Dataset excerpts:
=====

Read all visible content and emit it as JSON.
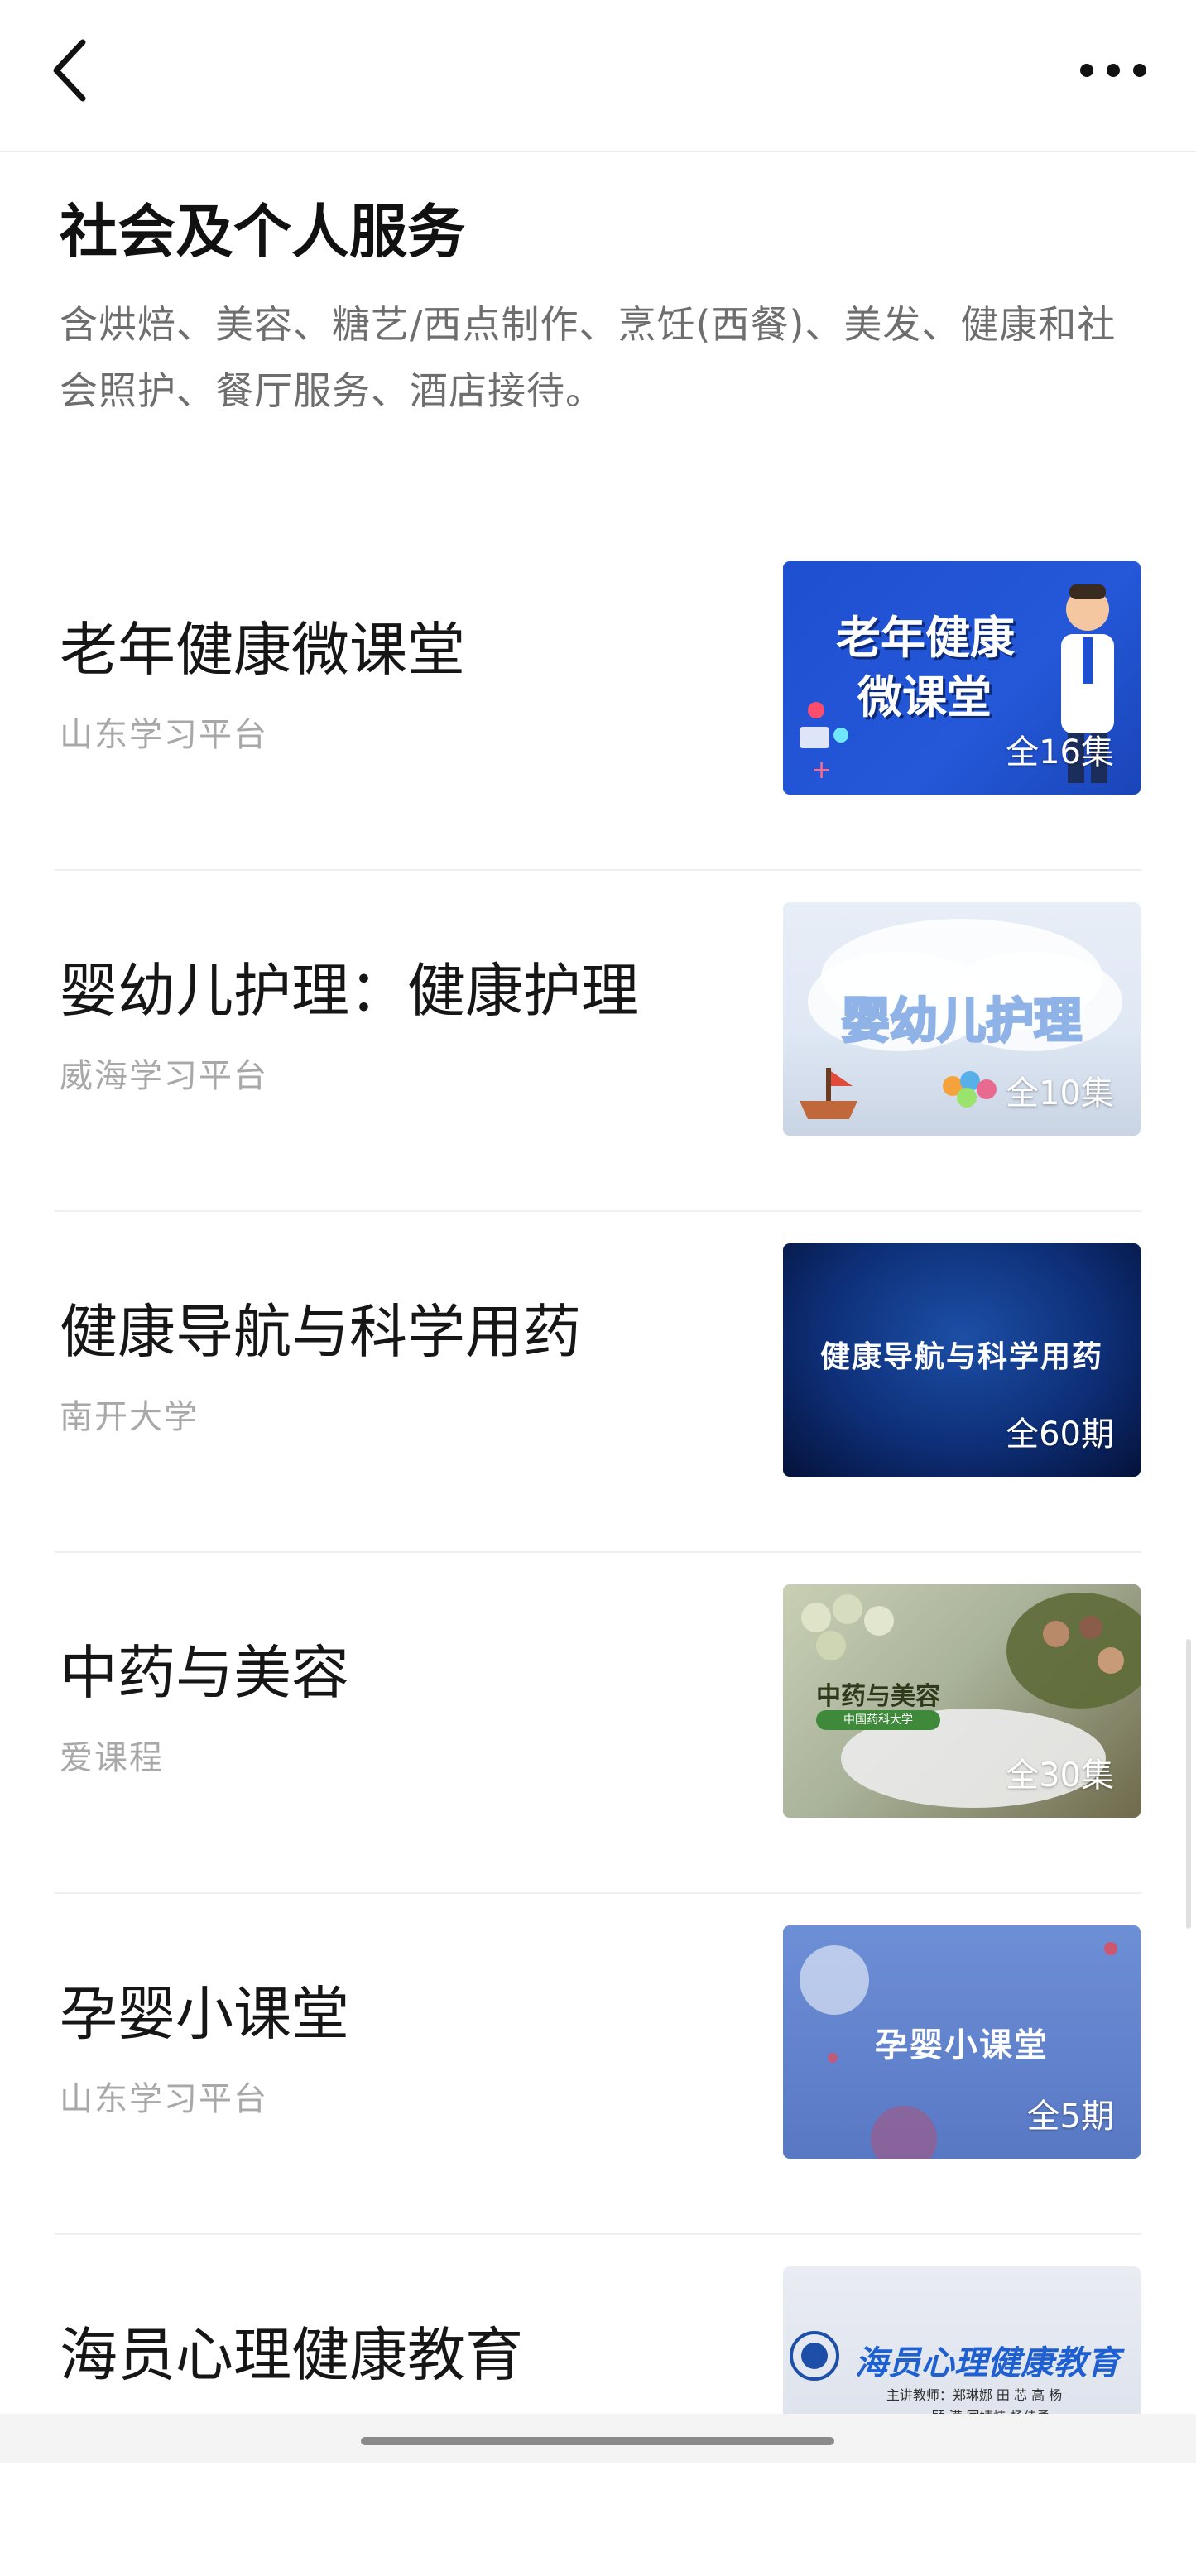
{
  "header": {
    "back_icon": "chevron-left-icon",
    "more_icon": "ellipsis-icon"
  },
  "section": {
    "title": "社会及个人服务",
    "description": "含烘焙、美容、糖艺/西点制作、烹饪(西餐)、美发、健康和社会照护、餐厅服务、酒店接待。"
  },
  "courses": [
    {
      "title": "老年健康微课堂",
      "source": "山东学习平台",
      "thumb_line1": "老年健康",
      "thumb_line2": "微课堂",
      "count": "全16集"
    },
    {
      "title": "婴幼儿护理：健康护理",
      "source": "威海学习平台",
      "thumb_line1": "婴幼儿护理",
      "count": "全10集"
    },
    {
      "title": "健康导航与科学用药",
      "source": "南开大学",
      "thumb_line1": "健康导航与科学用药",
      "count": "全60期"
    },
    {
      "title": "中药与美容",
      "source": "爱课程",
      "thumb_line1": "中药与美容",
      "thumb_line2": "中国药科大学",
      "count": "全30集"
    },
    {
      "title": "孕婴小课堂",
      "source": "山东学习平台",
      "thumb_line1": "孕婴小课堂",
      "count": "全5期"
    },
    {
      "title": "海员心理健康教育",
      "source": "",
      "thumb_line1": "海员心理健康教育",
      "thumb_line2": "主讲教师：郑琳娜 田 芯 高 杨",
      "thumb_line3": "顾 滢 国婧炜 杨佳勇"
    }
  ]
}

=====

Written task ▸ Only a number is wanted here: how many lines in the data above include the string "海员心理健康教育"?

Full solution ▸ 2